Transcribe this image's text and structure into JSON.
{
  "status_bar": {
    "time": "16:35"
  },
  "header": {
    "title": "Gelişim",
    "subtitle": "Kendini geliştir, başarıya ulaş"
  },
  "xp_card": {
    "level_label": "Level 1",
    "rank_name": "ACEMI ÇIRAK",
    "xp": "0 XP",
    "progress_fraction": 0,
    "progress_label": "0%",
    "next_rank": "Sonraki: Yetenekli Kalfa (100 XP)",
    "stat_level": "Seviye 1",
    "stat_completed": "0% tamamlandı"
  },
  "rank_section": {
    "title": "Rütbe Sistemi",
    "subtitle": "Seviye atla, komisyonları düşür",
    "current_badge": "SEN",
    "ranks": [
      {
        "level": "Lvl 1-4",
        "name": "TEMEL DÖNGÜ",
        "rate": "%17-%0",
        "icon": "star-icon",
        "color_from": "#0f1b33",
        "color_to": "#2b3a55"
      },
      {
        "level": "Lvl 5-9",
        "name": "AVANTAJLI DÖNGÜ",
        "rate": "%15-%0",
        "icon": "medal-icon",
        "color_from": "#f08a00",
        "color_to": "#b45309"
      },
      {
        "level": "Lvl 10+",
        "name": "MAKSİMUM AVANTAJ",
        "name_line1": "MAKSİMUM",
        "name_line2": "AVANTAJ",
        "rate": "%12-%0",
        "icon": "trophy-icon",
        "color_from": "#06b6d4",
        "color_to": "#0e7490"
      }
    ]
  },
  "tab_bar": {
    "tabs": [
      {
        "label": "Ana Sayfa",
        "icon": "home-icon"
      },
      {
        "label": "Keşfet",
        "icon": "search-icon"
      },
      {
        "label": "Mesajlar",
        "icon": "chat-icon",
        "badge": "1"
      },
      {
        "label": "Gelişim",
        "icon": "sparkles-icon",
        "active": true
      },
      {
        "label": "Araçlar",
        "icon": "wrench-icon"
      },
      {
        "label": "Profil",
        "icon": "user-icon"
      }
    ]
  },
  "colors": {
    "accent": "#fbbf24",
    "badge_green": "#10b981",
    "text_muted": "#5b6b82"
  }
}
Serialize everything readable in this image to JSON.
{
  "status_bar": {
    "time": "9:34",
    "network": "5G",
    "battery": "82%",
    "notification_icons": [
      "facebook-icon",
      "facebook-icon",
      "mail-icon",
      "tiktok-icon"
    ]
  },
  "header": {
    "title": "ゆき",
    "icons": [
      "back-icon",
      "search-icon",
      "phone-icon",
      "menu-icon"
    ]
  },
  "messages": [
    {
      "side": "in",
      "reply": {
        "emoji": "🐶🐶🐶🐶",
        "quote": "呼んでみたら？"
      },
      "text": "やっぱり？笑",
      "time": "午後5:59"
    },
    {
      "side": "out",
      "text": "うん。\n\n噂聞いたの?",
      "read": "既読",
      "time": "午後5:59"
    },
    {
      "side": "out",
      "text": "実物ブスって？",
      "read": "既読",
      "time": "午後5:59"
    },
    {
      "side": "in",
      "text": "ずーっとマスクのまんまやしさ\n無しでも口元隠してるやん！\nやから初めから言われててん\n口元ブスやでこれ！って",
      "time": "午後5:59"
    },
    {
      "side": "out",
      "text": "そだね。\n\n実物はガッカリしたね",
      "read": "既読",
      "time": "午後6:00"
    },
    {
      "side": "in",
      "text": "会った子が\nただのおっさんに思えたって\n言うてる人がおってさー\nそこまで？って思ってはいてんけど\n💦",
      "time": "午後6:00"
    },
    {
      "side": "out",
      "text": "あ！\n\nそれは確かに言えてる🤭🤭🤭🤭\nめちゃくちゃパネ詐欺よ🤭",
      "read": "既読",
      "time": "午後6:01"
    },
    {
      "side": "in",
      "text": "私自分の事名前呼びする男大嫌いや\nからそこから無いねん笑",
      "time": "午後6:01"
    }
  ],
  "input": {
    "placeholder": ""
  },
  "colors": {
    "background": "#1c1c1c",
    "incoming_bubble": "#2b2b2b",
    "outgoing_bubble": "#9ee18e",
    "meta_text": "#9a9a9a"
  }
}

What you need to do
Type the material above out again, exactly.

Exercise result
Transcribe this image's text and structure into JSON.
{
  "status_bar": {
    "time": "16:35"
  },
  "header": {
    "title": "Gelişim",
    "subtitle": "Kendini geliştir, başarıya ulaş"
  },
  "xp_card": {
    "level_label": "Level 1",
    "rank_name": "ACEMI ÇIRAK",
    "xp": "0 XP",
    "progress_fraction": 0,
    "progress_label": "0%",
    "next_rank": "Sonraki: Yetenekli Kalfa (100 XP)",
    "stat_level": "Seviye 1",
    "stat_completed": "0% tamamlandı"
  },
  "rank_section": {
    "title": "Rütbe Sistemi",
    "subtitle": "Seviye atla, komisyonları düşür",
    "current_badge": "SEN",
    "ranks": [
      {
        "level": "Lvl 1-4",
        "name": "TEMEL DÖNGÜ",
        "rate": "%17-%0",
        "icon": "star-icon",
        "color_from": "#0f1b33",
        "color_to": "#2b3a55"
      },
      {
        "level": "Lvl 5-9",
        "name": "AVANTAJLI DÖNGÜ",
        "rate": "%15-%0",
        "icon": "medal-icon",
        "color_from": "#f08a00",
        "color_to": "#b45309"
      },
      {
        "level": "Lvl 10+",
        "name": "MAKSİMUM AVANTAJ",
        "name_line1": "MAKSİMUM",
        "name_line2": "AVANTAJ",
        "rate": "%12-%0",
        "icon": "trophy-icon",
        "color_from": "#06b6d4",
        "color_to": "#0e7490"
      }
    ]
  },
  "tab_bar": {
    "tabs": [
      {
        "label": "Ana Sayfa",
        "icon": "home-icon"
      },
      {
        "label": "Keşfet",
        "icon": "search-icon"
      },
      {
        "label": "Mesajlar",
        "icon": "chat-icon",
        "badge": "1"
      },
      {
        "label": "Gelişim",
        "icon": "sparkles-icon",
        "active": true
      },
      {
        "label": "Araçlar",
        "icon": "wrench-icon"
      },
      {
        "label": "Profil",
        "icon": "user-icon"
      }
    ]
  },
  "colors": {
    "accent": "#fbbf24",
    "badge_green": "#10b981",
    "text_muted": "#5b6b82"
  }
}
Serialize everything readable in this image to JSON.
{
  "status_bar": {
    "time": "9:34",
    "network": "5G",
    "battery": "82%",
    "notification_icons": [
      "facebook-icon",
      "facebook-icon",
      "mail-icon",
      "tiktok-icon"
    ]
  },
  "header": {
    "title": "ゆき",
    "icons": [
      "back-icon",
      "search-icon",
      "phone-icon",
      "menu-icon"
    ]
  },
  "messages": [
    {
      "side": "in",
      "reply": {
        "emoji": "🐶🐶🐶🐶",
        "quote": "呼んでみたら？"
      },
      "text": "やっぱり？笑",
      "time": "午後5:59"
    },
    {
      "side": "out",
      "text": "うん。\n\n噂聞いたの?",
      "read": "既読",
      "time": "午後5:59"
    },
    {
      "side": "out",
      "text": "実物ブスって？",
      "read": "既読",
      "time": "午後5:59"
    },
    {
      "side": "in",
      "text": "ずーっとマスクのまんまやしさ\n無しでも口元隠してるやん！\nやから初めから言われててん\n口元ブスやでこれ！って",
      "time": "午後5:59"
    },
    {
      "side": "out",
      "text": "そだね。\n\n実物はガッカリしたね",
      "read": "既読",
      "time": "午後6:00"
    },
    {
      "side": "in",
      "text": "会った子が\nただのおっさんに思えたって\n言うてる人がおってさー\nそこまで？って思ってはいてんけど\n💦",
      "time": "午後6:00"
    },
    {
      "side": "out",
      "text": "あ！\n\nそれは確かに言えてる🤭🤭🤭🤭\nめちゃくちゃパネ詐欺よ🤭",
      "read": "既読",
      "time": "午後6:01"
    },
    {
      "side": "in",
      "text": "私自分の事名前呼びする男大嫌いや\nからそこから無いねん笑",
      "time": "午後6:01"
    }
  ],
  "input": {
    "placeholder": ""
  },
  "colors": {
    "background": "#1c1c1c",
    "incoming_bubble": "#2b2b2b",
    "outgoing_bubble": "#9ee18e",
    "meta_text": "#9a9a9a"
  }
}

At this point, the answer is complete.